■ **STATED TASK**
Determine the count of lines holding the string "JSON". Return only the number.

===== EXTRACTED MATERIAL =====

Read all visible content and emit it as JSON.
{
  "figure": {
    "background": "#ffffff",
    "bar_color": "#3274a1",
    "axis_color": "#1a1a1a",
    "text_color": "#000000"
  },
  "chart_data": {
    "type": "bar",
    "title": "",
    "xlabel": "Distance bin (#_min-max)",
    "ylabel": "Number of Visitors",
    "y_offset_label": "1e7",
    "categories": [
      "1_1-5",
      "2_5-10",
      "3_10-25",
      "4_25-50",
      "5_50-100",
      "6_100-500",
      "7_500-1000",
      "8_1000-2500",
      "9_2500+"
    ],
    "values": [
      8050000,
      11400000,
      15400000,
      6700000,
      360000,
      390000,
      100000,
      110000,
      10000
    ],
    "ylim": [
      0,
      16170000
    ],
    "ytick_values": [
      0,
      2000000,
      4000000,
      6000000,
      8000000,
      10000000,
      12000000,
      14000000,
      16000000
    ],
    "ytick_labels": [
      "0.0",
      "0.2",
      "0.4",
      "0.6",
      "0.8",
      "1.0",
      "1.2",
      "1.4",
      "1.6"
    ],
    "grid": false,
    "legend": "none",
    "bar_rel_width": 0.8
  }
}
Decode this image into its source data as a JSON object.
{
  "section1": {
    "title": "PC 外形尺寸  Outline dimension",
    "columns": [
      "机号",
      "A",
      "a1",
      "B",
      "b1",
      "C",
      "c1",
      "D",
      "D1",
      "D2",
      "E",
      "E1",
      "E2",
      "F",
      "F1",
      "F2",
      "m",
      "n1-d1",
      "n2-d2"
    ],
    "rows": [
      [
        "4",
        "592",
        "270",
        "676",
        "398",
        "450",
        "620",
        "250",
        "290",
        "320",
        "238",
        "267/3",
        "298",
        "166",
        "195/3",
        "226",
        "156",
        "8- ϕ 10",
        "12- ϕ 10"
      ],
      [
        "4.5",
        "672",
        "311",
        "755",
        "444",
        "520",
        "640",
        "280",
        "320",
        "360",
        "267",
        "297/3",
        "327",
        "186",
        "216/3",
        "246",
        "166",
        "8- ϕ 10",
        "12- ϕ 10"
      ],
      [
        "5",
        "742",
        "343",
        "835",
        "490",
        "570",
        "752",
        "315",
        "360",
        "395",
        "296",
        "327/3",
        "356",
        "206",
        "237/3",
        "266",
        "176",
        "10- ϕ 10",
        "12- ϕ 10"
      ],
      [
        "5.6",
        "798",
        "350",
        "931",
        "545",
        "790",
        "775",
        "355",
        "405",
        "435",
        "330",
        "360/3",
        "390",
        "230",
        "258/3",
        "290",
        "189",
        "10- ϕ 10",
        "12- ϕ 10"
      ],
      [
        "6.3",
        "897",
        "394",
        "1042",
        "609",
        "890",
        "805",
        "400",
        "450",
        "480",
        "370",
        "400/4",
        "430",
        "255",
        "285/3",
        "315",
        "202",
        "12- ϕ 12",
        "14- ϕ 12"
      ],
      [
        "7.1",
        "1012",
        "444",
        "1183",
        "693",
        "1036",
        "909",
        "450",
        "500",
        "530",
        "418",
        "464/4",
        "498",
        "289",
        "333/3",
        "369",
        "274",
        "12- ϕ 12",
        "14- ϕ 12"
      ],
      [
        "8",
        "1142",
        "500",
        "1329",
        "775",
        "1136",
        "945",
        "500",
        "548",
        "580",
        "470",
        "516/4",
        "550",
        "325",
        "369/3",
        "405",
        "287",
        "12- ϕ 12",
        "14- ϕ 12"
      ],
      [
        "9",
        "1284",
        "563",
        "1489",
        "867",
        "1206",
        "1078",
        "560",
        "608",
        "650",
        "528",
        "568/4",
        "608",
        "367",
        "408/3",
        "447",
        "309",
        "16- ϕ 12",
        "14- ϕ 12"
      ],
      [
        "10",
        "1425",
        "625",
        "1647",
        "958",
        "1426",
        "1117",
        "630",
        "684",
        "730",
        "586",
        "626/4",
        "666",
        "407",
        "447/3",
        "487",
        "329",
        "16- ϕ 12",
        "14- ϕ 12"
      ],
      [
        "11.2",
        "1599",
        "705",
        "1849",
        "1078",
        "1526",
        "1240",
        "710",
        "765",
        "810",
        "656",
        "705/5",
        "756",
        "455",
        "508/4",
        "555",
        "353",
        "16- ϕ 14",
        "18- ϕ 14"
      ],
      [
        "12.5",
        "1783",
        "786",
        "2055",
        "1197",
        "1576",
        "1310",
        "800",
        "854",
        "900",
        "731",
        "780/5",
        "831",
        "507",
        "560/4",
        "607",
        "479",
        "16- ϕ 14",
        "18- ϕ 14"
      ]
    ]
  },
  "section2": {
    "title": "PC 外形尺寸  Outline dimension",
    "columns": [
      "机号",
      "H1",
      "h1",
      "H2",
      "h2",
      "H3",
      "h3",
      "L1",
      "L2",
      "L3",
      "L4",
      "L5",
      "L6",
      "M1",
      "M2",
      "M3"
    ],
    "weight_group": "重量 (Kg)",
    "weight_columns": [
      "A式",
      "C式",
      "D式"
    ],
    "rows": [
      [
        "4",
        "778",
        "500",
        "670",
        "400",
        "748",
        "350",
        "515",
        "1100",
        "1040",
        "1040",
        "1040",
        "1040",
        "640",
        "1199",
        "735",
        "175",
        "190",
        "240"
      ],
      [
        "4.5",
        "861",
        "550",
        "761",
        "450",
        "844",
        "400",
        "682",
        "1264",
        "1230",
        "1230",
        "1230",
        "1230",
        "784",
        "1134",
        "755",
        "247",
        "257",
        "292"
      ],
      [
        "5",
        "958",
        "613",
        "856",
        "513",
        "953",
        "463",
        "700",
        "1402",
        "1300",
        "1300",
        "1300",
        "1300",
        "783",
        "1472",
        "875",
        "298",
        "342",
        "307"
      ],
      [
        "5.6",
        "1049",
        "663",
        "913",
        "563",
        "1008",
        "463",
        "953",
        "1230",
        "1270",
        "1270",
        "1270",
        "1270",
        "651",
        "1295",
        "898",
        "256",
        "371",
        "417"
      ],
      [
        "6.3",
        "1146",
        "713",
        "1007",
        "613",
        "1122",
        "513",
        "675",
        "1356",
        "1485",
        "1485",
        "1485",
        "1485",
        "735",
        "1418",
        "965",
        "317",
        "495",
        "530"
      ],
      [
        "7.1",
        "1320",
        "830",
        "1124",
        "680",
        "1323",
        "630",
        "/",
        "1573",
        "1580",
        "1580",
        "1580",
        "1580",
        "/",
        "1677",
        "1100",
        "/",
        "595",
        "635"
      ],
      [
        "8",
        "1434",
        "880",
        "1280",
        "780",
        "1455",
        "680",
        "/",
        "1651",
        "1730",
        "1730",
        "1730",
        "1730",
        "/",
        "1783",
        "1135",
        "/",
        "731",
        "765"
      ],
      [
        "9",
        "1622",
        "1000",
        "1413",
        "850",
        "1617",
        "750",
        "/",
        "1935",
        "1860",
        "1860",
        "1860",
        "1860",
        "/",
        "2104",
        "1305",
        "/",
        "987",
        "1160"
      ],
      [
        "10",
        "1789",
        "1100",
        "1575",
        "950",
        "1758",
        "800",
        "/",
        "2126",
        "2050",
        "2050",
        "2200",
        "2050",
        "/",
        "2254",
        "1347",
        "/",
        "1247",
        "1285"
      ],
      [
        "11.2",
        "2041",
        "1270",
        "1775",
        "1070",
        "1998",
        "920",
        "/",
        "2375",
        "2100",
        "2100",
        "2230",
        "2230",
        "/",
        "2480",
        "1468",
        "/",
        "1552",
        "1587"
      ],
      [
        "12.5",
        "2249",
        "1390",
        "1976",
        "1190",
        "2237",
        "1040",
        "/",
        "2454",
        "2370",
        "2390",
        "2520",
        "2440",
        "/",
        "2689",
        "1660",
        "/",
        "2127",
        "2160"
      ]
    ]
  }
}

=====

■ **SOLUTION FOR THIS TASK**
2